■ **What is expected**: Copy the entries below exactly. Images do not belong in the copy.

Figure record listings

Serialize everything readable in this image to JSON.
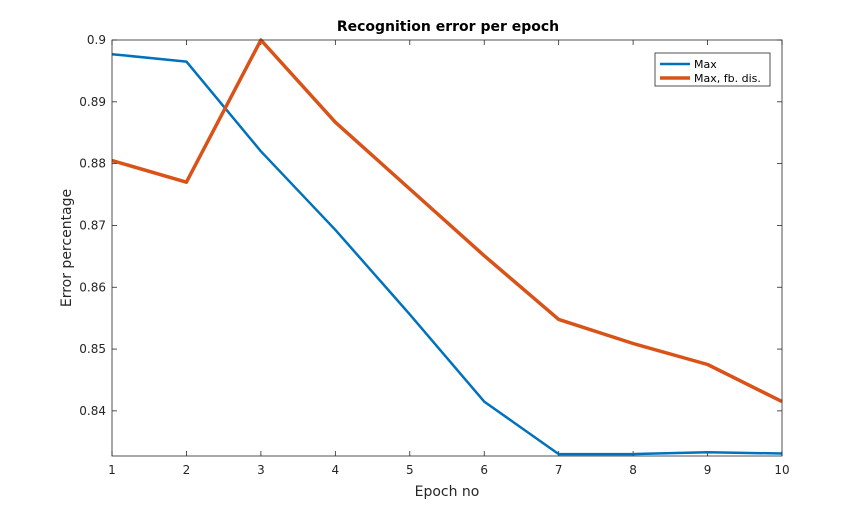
{
  "chart_data": {
    "type": "line",
    "title": "Recognition error per epoch",
    "xlabel": "Epoch no",
    "ylabel": "Error percentage",
    "xlim": [
      1,
      10
    ],
    "ylim": [
      0.8327,
      0.9
    ],
    "x_ticks": [
      1,
      2,
      3,
      4,
      5,
      6,
      7,
      8,
      9,
      10
    ],
    "x_tick_labels": [
      "1",
      "2",
      "3",
      "4",
      "5",
      "6",
      "7",
      "8",
      "9",
      "10"
    ],
    "y_ticks": [
      0.84,
      0.85,
      0.86,
      0.87,
      0.88,
      0.89,
      0.9
    ],
    "y_tick_labels": [
      "0.84",
      "0.85",
      "0.86",
      "0.87",
      "0.88",
      "0.89",
      "0.9"
    ],
    "grid": false,
    "legend_position": "top-right",
    "x": [
      1,
      2,
      3,
      4,
      5,
      6,
      7,
      8,
      9,
      10
    ],
    "series": [
      {
        "name": "Max",
        "color": "#0072BD",
        "values": [
          0.8977,
          0.8965,
          0.882,
          0.8693,
          0.8556,
          0.8415,
          0.833,
          0.833,
          0.8333,
          0.8331
        ]
      },
      {
        "name": "Max, fb. dis.",
        "color": "#D95319",
        "values": [
          0.8805,
          0.877,
          0.9,
          0.8867,
          0.8759,
          0.8651,
          0.8548,
          0.8509,
          0.8475,
          0.8415
        ]
      }
    ]
  }
}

■ **Task output**:
Serialize everything readable in this image to JSON.
{
  "chart_data": {
    "type": "line",
    "title": "Recognition error per epoch",
    "xlabel": "Epoch no",
    "ylabel": "Error percentage",
    "xlim": [
      1,
      10
    ],
    "ylim": [
      0.8327,
      0.9
    ],
    "x_ticks": [
      1,
      2,
      3,
      4,
      5,
      6,
      7,
      8,
      9,
      10
    ],
    "x_tick_labels": [
      "1",
      "2",
      "3",
      "4",
      "5",
      "6",
      "7",
      "8",
      "9",
      "10"
    ],
    "y_ticks": [
      0.84,
      0.85,
      0.86,
      0.87,
      0.88,
      0.89,
      0.9
    ],
    "y_tick_labels": [
      "0.84",
      "0.85",
      "0.86",
      "0.87",
      "0.88",
      "0.89",
      "0.9"
    ],
    "grid": false,
    "legend_position": "top-right",
    "x": [
      1,
      2,
      3,
      4,
      5,
      6,
      7,
      8,
      9,
      10
    ],
    "series": [
      {
        "name": "Max",
        "color": "#0072BD",
        "values": [
          0.8977,
          0.8965,
          0.882,
          0.8693,
          0.8556,
          0.8415,
          0.833,
          0.833,
          0.8333,
          0.8331
        ]
      },
      {
        "name": "Max, fb. dis.",
        "color": "#D95319",
        "values": [
          0.8805,
          0.877,
          0.9,
          0.8867,
          0.8759,
          0.8651,
          0.8548,
          0.8509,
          0.8475,
          0.8415
        ]
      }
    ]
  }
}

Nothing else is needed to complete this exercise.